### AUFGABEN
a – Schreibe den Text über Steam vollständig und ohne jede Änderung nieder.
b – Ermittle in den Datensätzen jede Zeile, in der die Zeichenfolge „unit“ vorkommt, und gib diese Zeilen an.

### TEXT

****************************************

Ich persoenlich finde Steam gut - aus aehnlichen Gruenden wie Razyl. Und die meisten Spiele (grade etwas aeltere oder Indie-Games) kaufe ich auch ueber Steam wenn es grad irgend ein guenstiges Angebot gibt. Ich finde es einfach bequem eine einheitliche Plattform fuer meine Spiele zu haben und die einfach runterladen zu koennen anstatt hunderte Kisten und CDs/DVDs hier rumliegen zu haben. Natuerlich "bezahlt" man fuer diese Bequemlichkeit auch - durch Onlinezwang und eventuelle Infos die Steam ueber einen sammelt. Wobei ich mir da ehrlich gesagt wenig Sorgen mache. Dies hier ist mein Gaming-PC - da gibt es keine geheimen/vertraulichen Daten drauf ausser persoenliche Details in einem Umfang, wie sie Steam (und jeder andere Online-Shop, weil Rechnungsdetails) ohnehin hat. Und so richtig besorgt, dass sie die paar Spiele entdecken die ich nicht ueber Steam laufen lasse, bin ich auch nicht.

Na klar brauchte man das in der Vergangenheit alles nicht. Da hat man das Spiel als Box im Laden gekauft und als Kopierschutz gab es Drehscheiben oder Handbuchabfragen oder Aehnliches. Dafuer musste man halt in den Laden und wenn es Bugs/Patches gab, war das auch nicht so einfach, weil eben damals noch nicht einfach alles Online verfuegbar war und nicht jeder einen (oder gar einen schnellen) Internetanschluss hatte. Damals hatte auch nicht jedes Spiel irgend eine Form von Online-Modus und somit war die Huerde zum Rechtfertigen eines Online-Zwangs freilich hoeher. Es soll doch keiner Glauben, dass die Spiele-Anbieter damals einfach grosszuegig und nett waren - diverse Zwaenge wurden einfach nur nicht eingebaut, weil ein Grossteil der Spieler das Spiel dann nicht gekauft haette bzw. einfach nicht haette nutzen koennen.

****************************************

### VORLIEGENDE DATENSÄTZE
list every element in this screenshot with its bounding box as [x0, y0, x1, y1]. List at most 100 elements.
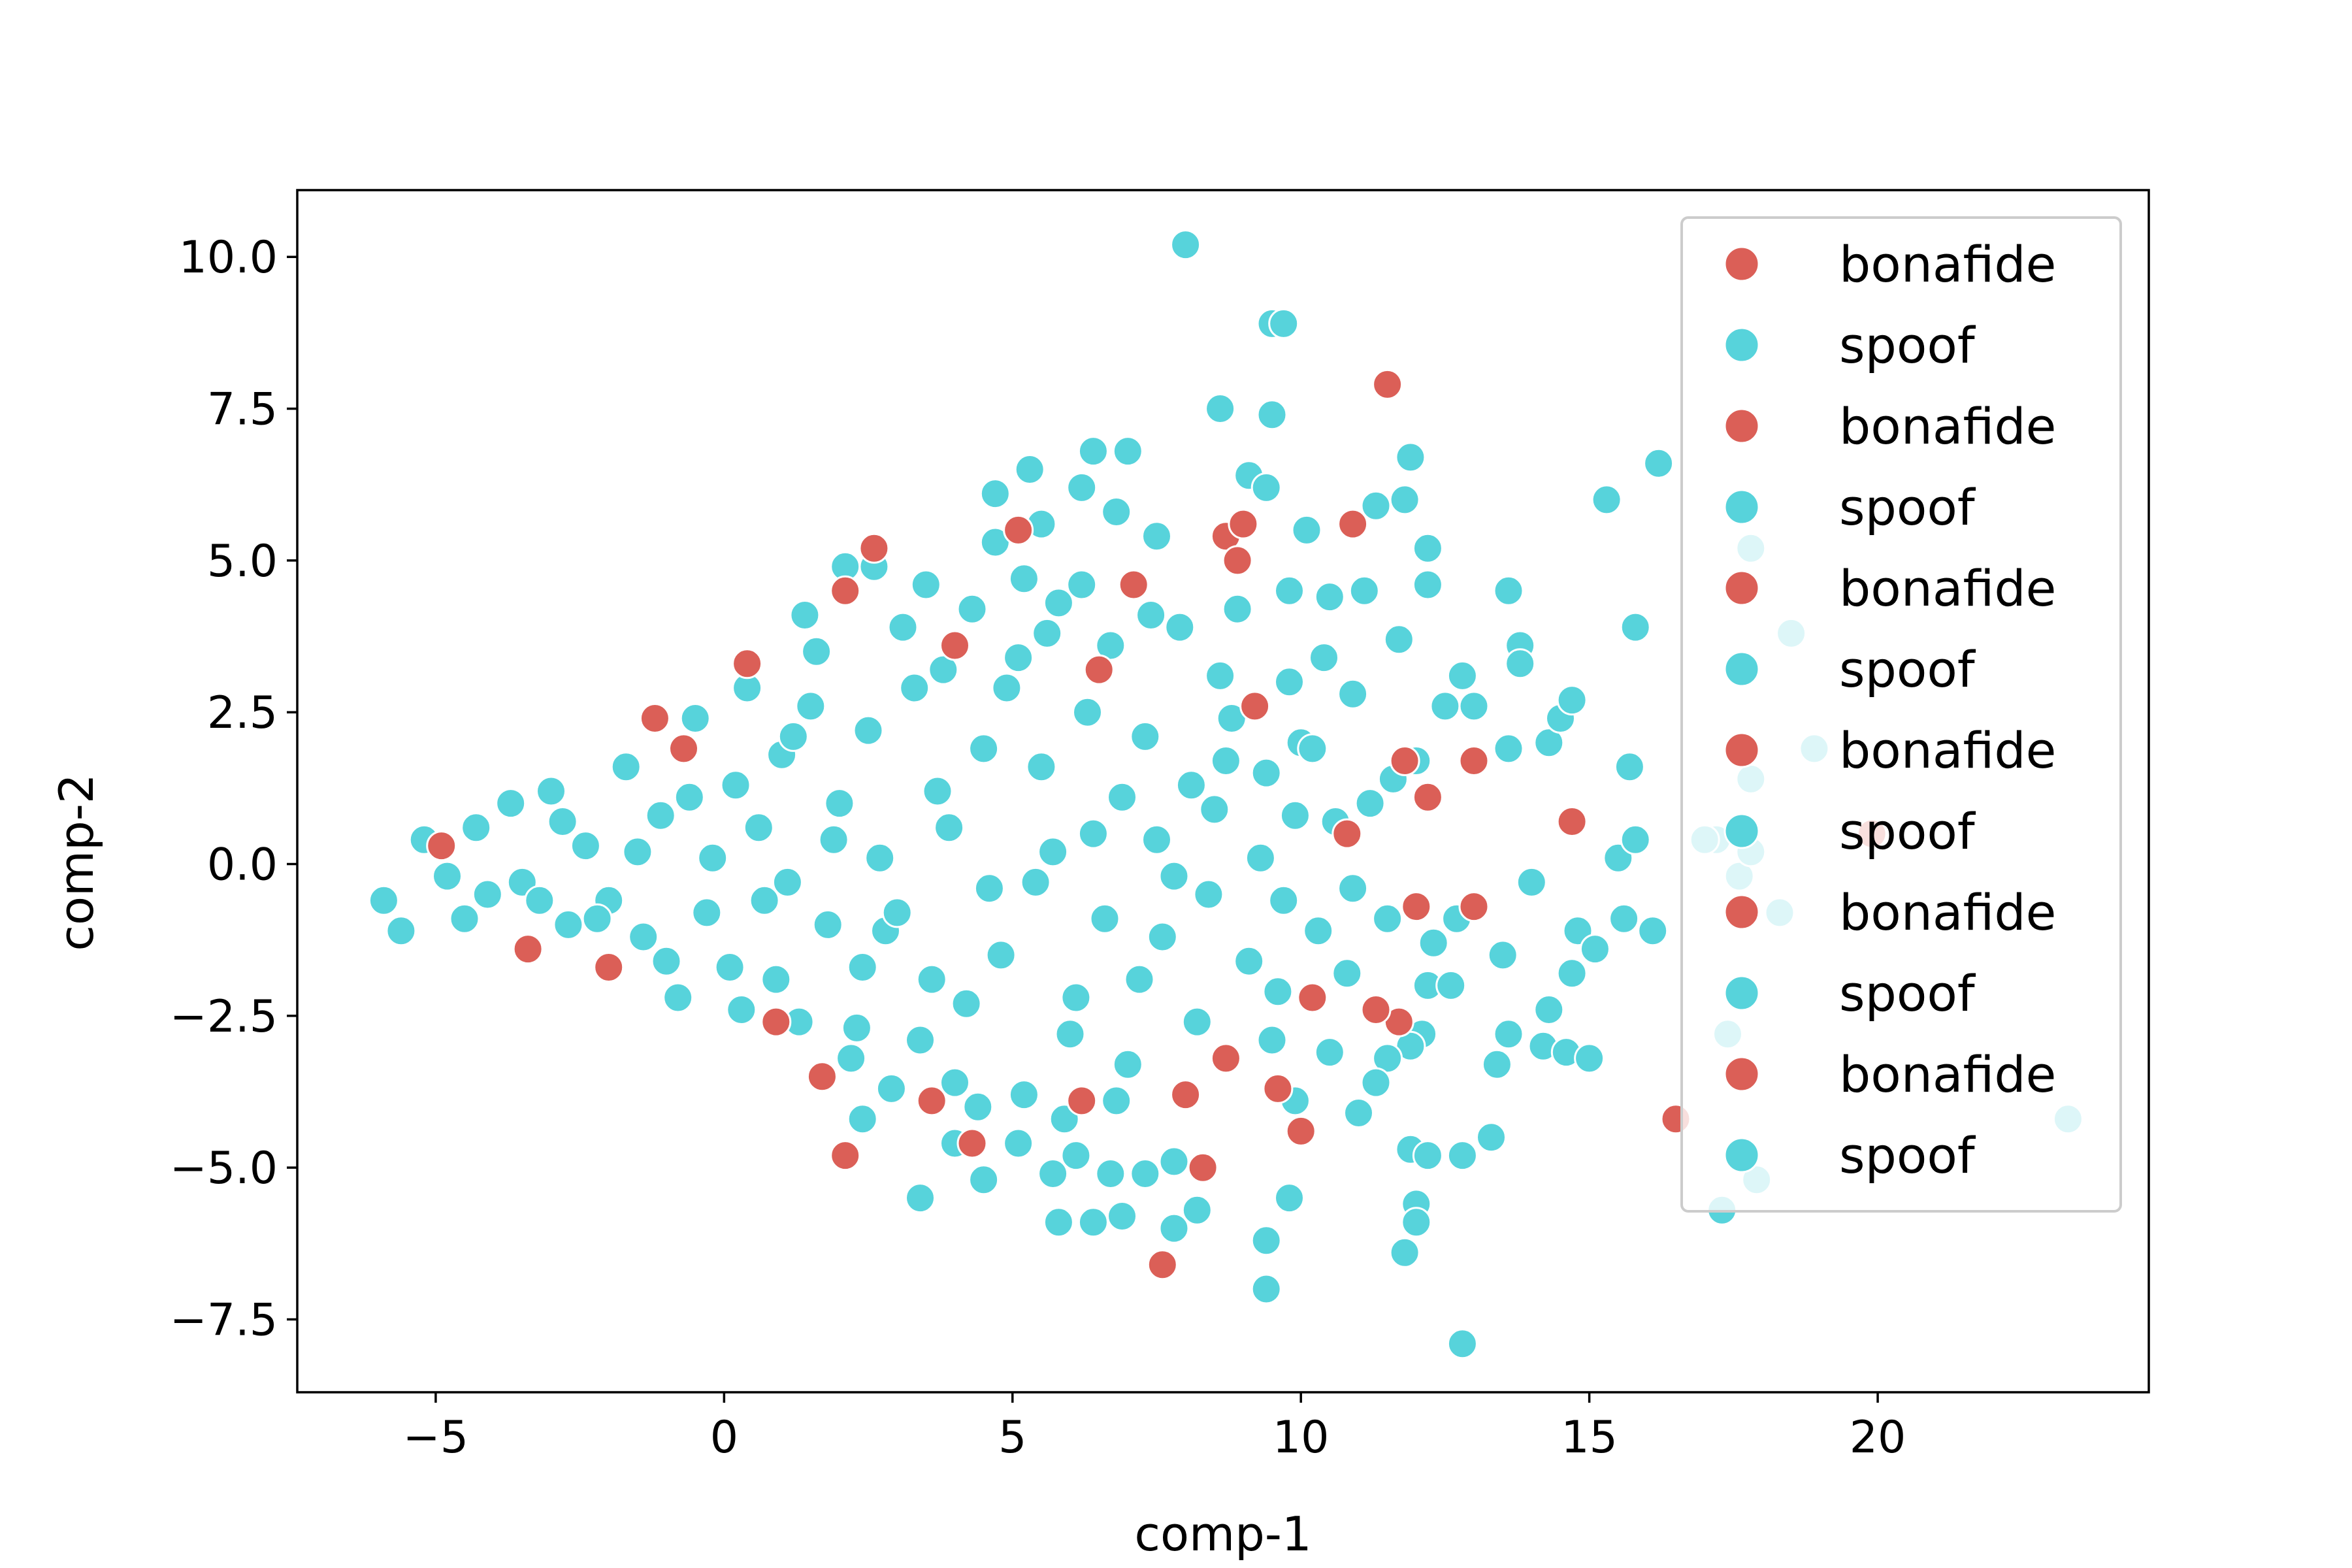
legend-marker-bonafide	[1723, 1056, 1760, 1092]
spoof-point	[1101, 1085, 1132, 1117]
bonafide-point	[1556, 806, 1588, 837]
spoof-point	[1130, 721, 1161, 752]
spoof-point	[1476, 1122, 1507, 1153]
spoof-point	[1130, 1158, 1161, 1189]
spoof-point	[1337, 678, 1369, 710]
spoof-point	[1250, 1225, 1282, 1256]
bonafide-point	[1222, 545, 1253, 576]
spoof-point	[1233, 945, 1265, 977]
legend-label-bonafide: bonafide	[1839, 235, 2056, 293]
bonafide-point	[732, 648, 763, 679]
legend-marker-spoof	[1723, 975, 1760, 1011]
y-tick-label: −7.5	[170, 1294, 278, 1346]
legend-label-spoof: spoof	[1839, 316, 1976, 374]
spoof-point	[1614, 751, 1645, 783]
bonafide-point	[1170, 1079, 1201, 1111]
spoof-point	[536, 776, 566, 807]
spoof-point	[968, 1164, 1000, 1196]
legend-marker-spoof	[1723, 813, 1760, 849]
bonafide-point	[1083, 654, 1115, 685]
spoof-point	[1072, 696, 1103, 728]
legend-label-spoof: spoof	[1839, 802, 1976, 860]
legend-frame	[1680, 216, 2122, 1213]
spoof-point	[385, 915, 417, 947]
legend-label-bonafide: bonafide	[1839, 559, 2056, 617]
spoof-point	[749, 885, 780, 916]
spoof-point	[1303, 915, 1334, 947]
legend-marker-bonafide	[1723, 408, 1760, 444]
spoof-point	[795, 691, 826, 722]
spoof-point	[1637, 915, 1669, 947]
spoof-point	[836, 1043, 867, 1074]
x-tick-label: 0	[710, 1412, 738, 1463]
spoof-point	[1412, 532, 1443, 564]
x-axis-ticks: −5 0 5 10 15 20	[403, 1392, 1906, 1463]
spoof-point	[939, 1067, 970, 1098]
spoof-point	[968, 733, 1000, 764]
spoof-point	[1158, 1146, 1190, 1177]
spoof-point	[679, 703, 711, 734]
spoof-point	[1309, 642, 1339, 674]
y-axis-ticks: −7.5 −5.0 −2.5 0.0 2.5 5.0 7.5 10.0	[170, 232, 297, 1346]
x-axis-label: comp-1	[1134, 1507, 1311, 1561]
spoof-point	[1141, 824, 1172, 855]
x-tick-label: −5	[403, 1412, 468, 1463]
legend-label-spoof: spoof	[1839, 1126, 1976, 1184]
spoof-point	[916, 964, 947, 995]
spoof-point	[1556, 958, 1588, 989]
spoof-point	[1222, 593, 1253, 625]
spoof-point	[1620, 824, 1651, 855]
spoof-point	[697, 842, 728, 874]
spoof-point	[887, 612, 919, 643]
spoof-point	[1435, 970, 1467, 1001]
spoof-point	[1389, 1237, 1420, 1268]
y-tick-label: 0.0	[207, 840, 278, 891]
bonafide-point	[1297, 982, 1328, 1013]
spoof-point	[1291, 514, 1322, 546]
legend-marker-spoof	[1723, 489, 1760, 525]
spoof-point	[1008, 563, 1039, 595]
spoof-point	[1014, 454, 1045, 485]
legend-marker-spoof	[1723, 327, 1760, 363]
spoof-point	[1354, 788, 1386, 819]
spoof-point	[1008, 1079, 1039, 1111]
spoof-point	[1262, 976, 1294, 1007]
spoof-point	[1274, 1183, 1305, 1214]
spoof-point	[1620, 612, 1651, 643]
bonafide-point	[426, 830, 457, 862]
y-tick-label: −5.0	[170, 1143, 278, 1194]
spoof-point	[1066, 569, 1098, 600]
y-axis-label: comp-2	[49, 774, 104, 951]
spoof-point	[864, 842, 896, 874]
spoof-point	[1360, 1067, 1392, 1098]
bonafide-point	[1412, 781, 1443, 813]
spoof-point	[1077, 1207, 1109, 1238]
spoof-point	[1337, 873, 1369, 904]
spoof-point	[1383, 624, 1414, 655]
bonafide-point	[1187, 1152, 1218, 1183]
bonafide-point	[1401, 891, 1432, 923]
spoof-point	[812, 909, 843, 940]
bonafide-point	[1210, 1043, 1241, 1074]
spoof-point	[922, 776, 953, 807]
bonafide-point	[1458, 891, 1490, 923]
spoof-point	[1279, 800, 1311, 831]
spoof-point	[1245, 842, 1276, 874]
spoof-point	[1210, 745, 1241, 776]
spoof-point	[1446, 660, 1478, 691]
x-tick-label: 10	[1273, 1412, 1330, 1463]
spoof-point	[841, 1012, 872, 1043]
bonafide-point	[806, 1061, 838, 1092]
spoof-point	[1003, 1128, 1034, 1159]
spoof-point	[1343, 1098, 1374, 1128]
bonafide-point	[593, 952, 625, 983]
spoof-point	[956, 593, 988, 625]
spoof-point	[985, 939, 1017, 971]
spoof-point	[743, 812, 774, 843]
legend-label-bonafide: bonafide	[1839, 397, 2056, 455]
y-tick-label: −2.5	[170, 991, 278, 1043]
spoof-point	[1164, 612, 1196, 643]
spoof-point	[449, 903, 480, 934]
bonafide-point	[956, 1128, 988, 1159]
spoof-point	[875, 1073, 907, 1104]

****************************************

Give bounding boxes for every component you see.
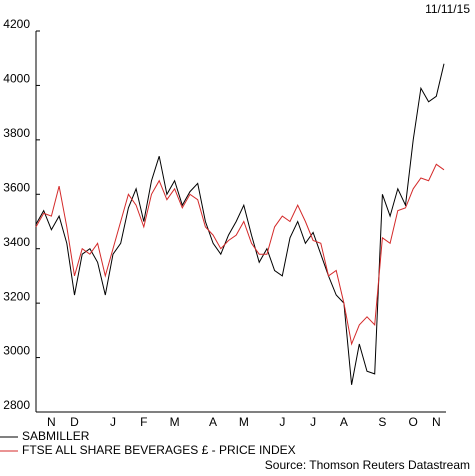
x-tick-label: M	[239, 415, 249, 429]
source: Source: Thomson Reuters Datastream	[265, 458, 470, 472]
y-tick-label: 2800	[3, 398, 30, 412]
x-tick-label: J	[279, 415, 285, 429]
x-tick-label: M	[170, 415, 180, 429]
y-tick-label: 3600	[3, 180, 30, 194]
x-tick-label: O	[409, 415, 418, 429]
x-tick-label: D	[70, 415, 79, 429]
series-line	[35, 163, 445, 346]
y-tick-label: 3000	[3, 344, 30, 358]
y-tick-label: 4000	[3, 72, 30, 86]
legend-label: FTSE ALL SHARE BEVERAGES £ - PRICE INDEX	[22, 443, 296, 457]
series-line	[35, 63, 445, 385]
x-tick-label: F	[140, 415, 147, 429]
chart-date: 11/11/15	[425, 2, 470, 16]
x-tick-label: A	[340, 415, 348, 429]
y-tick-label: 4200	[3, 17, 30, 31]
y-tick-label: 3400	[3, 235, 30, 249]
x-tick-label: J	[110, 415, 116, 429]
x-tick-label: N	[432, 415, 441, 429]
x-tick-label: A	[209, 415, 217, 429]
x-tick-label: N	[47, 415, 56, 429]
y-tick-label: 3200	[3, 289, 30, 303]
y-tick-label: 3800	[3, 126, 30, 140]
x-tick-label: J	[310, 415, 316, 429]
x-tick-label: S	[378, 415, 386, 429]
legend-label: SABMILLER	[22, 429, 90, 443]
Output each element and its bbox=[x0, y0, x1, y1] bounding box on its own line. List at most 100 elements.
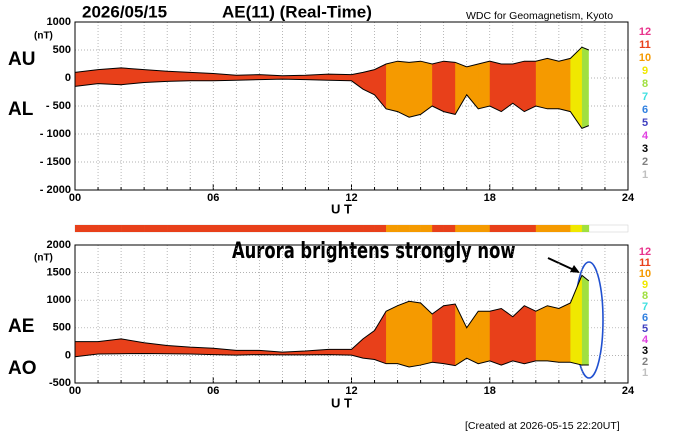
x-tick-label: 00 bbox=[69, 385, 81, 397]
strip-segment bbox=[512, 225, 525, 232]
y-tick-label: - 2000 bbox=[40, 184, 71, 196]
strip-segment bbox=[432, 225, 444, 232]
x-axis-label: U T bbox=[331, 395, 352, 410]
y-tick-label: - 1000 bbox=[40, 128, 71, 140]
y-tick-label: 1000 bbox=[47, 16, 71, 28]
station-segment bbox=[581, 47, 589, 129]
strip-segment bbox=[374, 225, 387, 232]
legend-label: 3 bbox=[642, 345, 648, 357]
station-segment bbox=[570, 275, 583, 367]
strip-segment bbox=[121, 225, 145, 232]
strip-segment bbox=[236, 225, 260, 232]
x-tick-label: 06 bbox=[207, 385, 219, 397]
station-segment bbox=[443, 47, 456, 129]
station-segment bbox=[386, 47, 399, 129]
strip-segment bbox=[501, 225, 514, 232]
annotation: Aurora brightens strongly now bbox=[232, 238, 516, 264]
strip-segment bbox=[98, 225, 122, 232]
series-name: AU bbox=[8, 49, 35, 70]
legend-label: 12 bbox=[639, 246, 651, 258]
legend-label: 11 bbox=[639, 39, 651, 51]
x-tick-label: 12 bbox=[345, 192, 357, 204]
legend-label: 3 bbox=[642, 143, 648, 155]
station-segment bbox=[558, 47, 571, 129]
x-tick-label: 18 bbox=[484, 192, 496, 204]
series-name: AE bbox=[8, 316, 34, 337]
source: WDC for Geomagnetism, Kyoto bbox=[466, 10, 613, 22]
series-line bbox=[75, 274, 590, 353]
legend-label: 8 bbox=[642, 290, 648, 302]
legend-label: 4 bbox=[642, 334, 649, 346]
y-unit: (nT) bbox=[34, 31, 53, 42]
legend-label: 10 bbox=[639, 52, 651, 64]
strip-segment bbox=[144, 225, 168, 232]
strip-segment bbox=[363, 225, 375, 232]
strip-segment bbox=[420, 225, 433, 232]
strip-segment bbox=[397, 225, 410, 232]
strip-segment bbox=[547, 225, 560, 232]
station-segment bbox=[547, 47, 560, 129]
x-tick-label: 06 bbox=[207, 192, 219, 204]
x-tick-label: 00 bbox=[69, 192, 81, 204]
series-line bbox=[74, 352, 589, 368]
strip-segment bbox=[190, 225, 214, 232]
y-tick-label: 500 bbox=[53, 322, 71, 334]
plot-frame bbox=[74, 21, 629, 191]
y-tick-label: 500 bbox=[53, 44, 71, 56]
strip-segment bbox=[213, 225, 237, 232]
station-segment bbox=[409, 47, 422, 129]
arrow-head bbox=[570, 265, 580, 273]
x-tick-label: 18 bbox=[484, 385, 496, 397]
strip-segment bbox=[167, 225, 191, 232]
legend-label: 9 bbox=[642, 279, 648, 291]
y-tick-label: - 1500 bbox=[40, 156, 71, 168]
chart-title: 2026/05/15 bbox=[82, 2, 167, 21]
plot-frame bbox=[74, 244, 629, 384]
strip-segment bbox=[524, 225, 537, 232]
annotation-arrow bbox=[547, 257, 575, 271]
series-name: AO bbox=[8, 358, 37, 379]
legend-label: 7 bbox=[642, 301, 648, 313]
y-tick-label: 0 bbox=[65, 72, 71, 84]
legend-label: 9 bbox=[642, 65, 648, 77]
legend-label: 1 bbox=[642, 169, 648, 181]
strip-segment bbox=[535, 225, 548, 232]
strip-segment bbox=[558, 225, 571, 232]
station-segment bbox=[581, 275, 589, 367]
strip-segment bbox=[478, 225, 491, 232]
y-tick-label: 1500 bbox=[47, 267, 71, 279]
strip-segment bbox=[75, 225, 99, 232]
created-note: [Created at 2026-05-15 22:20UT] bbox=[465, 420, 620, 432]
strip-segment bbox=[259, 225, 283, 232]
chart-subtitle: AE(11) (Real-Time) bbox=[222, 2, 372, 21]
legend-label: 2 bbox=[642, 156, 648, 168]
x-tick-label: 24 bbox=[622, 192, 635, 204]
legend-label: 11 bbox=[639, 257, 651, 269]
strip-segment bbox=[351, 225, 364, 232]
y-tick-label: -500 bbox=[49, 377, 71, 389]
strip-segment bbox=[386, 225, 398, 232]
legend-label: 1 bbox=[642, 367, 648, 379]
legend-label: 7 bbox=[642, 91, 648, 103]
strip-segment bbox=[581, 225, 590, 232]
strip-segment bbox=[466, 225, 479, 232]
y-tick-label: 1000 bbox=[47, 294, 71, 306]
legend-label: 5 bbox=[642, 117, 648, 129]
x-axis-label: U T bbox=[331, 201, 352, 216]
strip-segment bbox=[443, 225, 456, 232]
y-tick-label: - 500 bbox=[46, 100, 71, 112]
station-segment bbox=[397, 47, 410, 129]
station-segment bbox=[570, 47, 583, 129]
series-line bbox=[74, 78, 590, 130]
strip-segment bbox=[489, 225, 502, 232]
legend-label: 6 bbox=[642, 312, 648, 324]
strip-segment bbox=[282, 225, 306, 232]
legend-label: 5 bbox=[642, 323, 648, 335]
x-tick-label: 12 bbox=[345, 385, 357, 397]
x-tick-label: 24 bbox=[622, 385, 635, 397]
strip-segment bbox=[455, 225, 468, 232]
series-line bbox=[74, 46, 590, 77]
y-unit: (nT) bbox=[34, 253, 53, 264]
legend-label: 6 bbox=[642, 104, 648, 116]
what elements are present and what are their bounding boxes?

****************************************

### LÖSUNGEN
a –
Ich persoenlich finde Steam gut - aus aehnlichen Gruenden wie Razyl. Und die meisten Spiele (grade etwas aeltere oder Indie-Games) kaufe ich auch ueber Steam wenn es grad irgend ein guenstiges Angebot gibt. Ich finde es einfach bequem eine einheitliche Plattform fuer meine Spiele zu haben und die einfach runterladen zu koennen anstatt hunderte Kisten und CDs/DVDs hier rumliegen zu haben. Natuerlich "bezahlt" man fuer diese Bequemlichkeit auch - durch Onlinezwang und eventuelle Infos die Steam ueber einen sammelt. Wobei ich mir da ehrlich gesagt wenig Sorgen mache. Dies hier ist mein Gaming-PC - da gibt es keine geheimen/vertraulichen Daten drauf ausser persoenliche Details in einem Umfang, wie sie Steam (und jeder andere Online-Shop, weil Rechnungsdetails) ohnehin hat. Und so richtig besorgt, dass sie die paar Spiele entdecken die ich nicht ueber Steam laufen lasse, bin ich auch nicht.

Na klar brauchte man das in der Vergangenheit alles nicht. Da hat man das Spiel als Box im Laden gekauft und als Kopierschutz gab es Drehscheiben oder Handbuchabfragen oder Aehnliches. Dafuer musste man halt in den Laden und wenn es Bugs/Patches gab, war das auch nicht so einfach, weil eben damals noch nicht einfach alles Online verfuegbar war und nicht jeder einen (oder gar einen schnellen) Internetanschluss hatte. Damals hatte auch nicht jedes Spiel irgend eine Form von Online-Modus und somit war die Huerde zum Rechtfertigen eines Online-Zwangs freilich hoeher. Es soll doch keiner Glauben, dass die Spiele-Anbieter damals einfach grosszuegig und nett waren - diverse Zwaenge wurden einfach nur nicht eingebaut, weil ein Grossteil der Spieler das Spiel dann nicht gekauft haette bzw. einfach nicht haette nutzen koennen.

b –
y-unit: (nT) bbox=[34, 31, 53, 42]
y-unit: (nT) bbox=[34, 253, 53, 264]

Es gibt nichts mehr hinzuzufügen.